▶ Task statement
Return the whole listing, line for line, without the pictures in it.

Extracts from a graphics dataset
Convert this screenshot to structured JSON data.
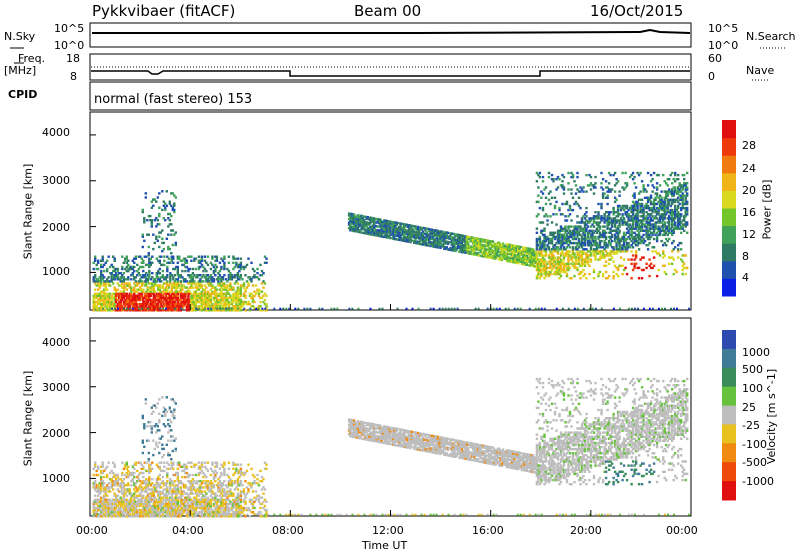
{
  "header": {
    "station": "Pykkvibaer (fitACF)",
    "beam": "Beam 00",
    "date": "16/Oct/2015"
  },
  "noise_panel": {
    "left_label": "N.Sky",
    "right_label": "N.Search",
    "left_ticks": [
      "10^5",
      "10^0"
    ],
    "right_ticks": [
      "10^5",
      "10^0"
    ]
  },
  "freq_panel": {
    "left_label_1": "Freq.",
    "left_label_2": "[MHz]",
    "right_label": "Nave",
    "left_ticks": [
      "18",
      "8"
    ],
    "right_ticks": [
      "60",
      "0"
    ]
  },
  "cpid": {
    "label": "CPID",
    "mode": "normal (fast stereo) 153"
  },
  "time_axis": {
    "label": "Time UT",
    "ticks": [
      "00:00",
      "04:00",
      "08:00",
      "12:00",
      "16:00",
      "20:00",
      "00:00"
    ]
  },
  "range_axis": {
    "label": "Slant Range [km]",
    "ticks": [
      "1000",
      "2000",
      "3000",
      "4000"
    ]
  },
  "chart_data": [
    {
      "type": "heatmap",
      "quantity": "Power",
      "unit_label": "Power [dB]",
      "colorbar_ticks": [
        "4",
        "8",
        "12",
        "16",
        "20",
        "24",
        "28"
      ],
      "colors": [
        "#0a1ee6",
        "#1f50b0",
        "#2f7a64",
        "#3fa15a",
        "#74c42c",
        "#d8d820",
        "#f0b418",
        "#f07a10",
        "#ee3a0a",
        "#e01010"
      ],
      "xlabel": "Time UT",
      "ylabel": "Slant Range [km]",
      "x_range_hours": [
        0,
        24
      ],
      "ylim": [
        180,
        4500
      ],
      "regions": [
        {
          "t": [
            0,
            7.0
          ],
          "r": [
            180,
            1400
          ],
          "peak": "near-range, strongest 01:00-04:00 below 600 km"
        },
        {
          "t": [
            2.0,
            3.5
          ],
          "r": [
            1400,
            2800
          ],
          "note": "sparse columns"
        },
        {
          "t": [
            10.3,
            17.8
          ],
          "r": [
            1300,
            2300
          ],
          "note": "band descending toward 1400 km"
        },
        {
          "t": [
            17.8,
            23.8
          ],
          "r": [
            900,
            3200
          ],
          "peak": "around 21:30-22:30 near 1100 km"
        }
      ]
    },
    {
      "type": "heatmap",
      "quantity": "Velocity",
      "unit_label": "Velocity [m s^-1]",
      "colorbar_ticks": [
        "1000",
        "500",
        "100",
        "25",
        "-25",
        "-100",
        "-500",
        "-1000"
      ],
      "colors": [
        "#2c4ab0",
        "#3f7a96",
        "#3a8d5a",
        "#66c23c",
        "#bdbdbd",
        "#e8c020",
        "#f08a10",
        "#ee4a0a",
        "#e01010"
      ],
      "xlabel": "Time UT",
      "ylabel": "Slant Range [km]",
      "x_range_hours": [
        0,
        24
      ],
      "ylim": [
        180,
        4500
      ],
      "regions": [
        {
          "t": [
            0,
            7.0
          ],
          "r": [
            180,
            1400
          ],
          "note": "mostly grey/orange, negative velocities"
        },
        {
          "t": [
            10.3,
            17.8
          ],
          "r": [
            1300,
            2300
          ],
          "note": "grey ground scatter band"
        },
        {
          "t": [
            17.8,
            23.8
          ],
          "r": [
            900,
            3200
          ],
          "note": "grey band with green/blue patches near 21:00"
        }
      ]
    }
  ]
}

▶ Result of the task
Convert this screenshot to structured JSON data.
{
  "header": {
    "station": "Pykkvibaer (fitACF)",
    "beam": "Beam 00",
    "date": "16/Oct/2015"
  },
  "noise_panel": {
    "left_label": "N.Sky",
    "right_label": "N.Search",
    "left_ticks": [
      "10^5",
      "10^0"
    ],
    "right_ticks": [
      "10^5",
      "10^0"
    ]
  },
  "freq_panel": {
    "left_label_1": "Freq.",
    "left_label_2": "[MHz]",
    "right_label": "Nave",
    "left_ticks": [
      "18",
      "8"
    ],
    "right_ticks": [
      "60",
      "0"
    ]
  },
  "cpid": {
    "label": "CPID",
    "mode": "normal (fast stereo) 153"
  },
  "time_axis": {
    "label": "Time UT",
    "ticks": [
      "00:00",
      "04:00",
      "08:00",
      "12:00",
      "16:00",
      "20:00",
      "00:00"
    ]
  },
  "range_axis": {
    "label": "Slant Range [km]",
    "ticks": [
      "1000",
      "2000",
      "3000",
      "4000"
    ]
  },
  "chart_data": [
    {
      "type": "heatmap",
      "quantity": "Power",
      "unit_label": "Power [dB]",
      "colorbar_ticks": [
        "4",
        "8",
        "12",
        "16",
        "20",
        "24",
        "28"
      ],
      "colors": [
        "#0a1ee6",
        "#1f50b0",
        "#2f7a64",
        "#3fa15a",
        "#74c42c",
        "#d8d820",
        "#f0b418",
        "#f07a10",
        "#ee3a0a",
        "#e01010"
      ],
      "xlabel": "Time UT",
      "ylabel": "Slant Range [km]",
      "x_range_hours": [
        0,
        24
      ],
      "ylim": [
        180,
        4500
      ],
      "regions": [
        {
          "t": [
            0,
            7.0
          ],
          "r": [
            180,
            1400
          ],
          "peak": "near-range, strongest 01:00-04:00 below 600 km"
        },
        {
          "t": [
            2.0,
            3.5
          ],
          "r": [
            1400,
            2800
          ],
          "note": "sparse columns"
        },
        {
          "t": [
            10.3,
            17.8
          ],
          "r": [
            1300,
            2300
          ],
          "note": "band descending toward 1400 km"
        },
        {
          "t": [
            17.8,
            23.8
          ],
          "r": [
            900,
            3200
          ],
          "peak": "around 21:30-22:30 near 1100 km"
        }
      ]
    },
    {
      "type": "heatmap",
      "quantity": "Velocity",
      "unit_label": "Velocity [m s^-1]",
      "colorbar_ticks": [
        "1000",
        "500",
        "100",
        "25",
        "-25",
        "-100",
        "-500",
        "-1000"
      ],
      "colors": [
        "#2c4ab0",
        "#3f7a96",
        "#3a8d5a",
        "#66c23c",
        "#bdbdbd",
        "#e8c020",
        "#f08a10",
        "#ee4a0a",
        "#e01010"
      ],
      "xlabel": "Time UT",
      "ylabel": "Slant Range [km]",
      "x_range_hours": [
        0,
        24
      ],
      "ylim": [
        180,
        4500
      ],
      "regions": [
        {
          "t": [
            0,
            7.0
          ],
          "r": [
            180,
            1400
          ],
          "note": "mostly grey/orange, negative velocities"
        },
        {
          "t": [
            10.3,
            17.8
          ],
          "r": [
            1300,
            2300
          ],
          "note": "grey ground scatter band"
        },
        {
          "t": [
            17.8,
            23.8
          ],
          "r": [
            900,
            3200
          ],
          "note": "grey band with green/blue patches near 21:00"
        }
      ]
    }
  ]
}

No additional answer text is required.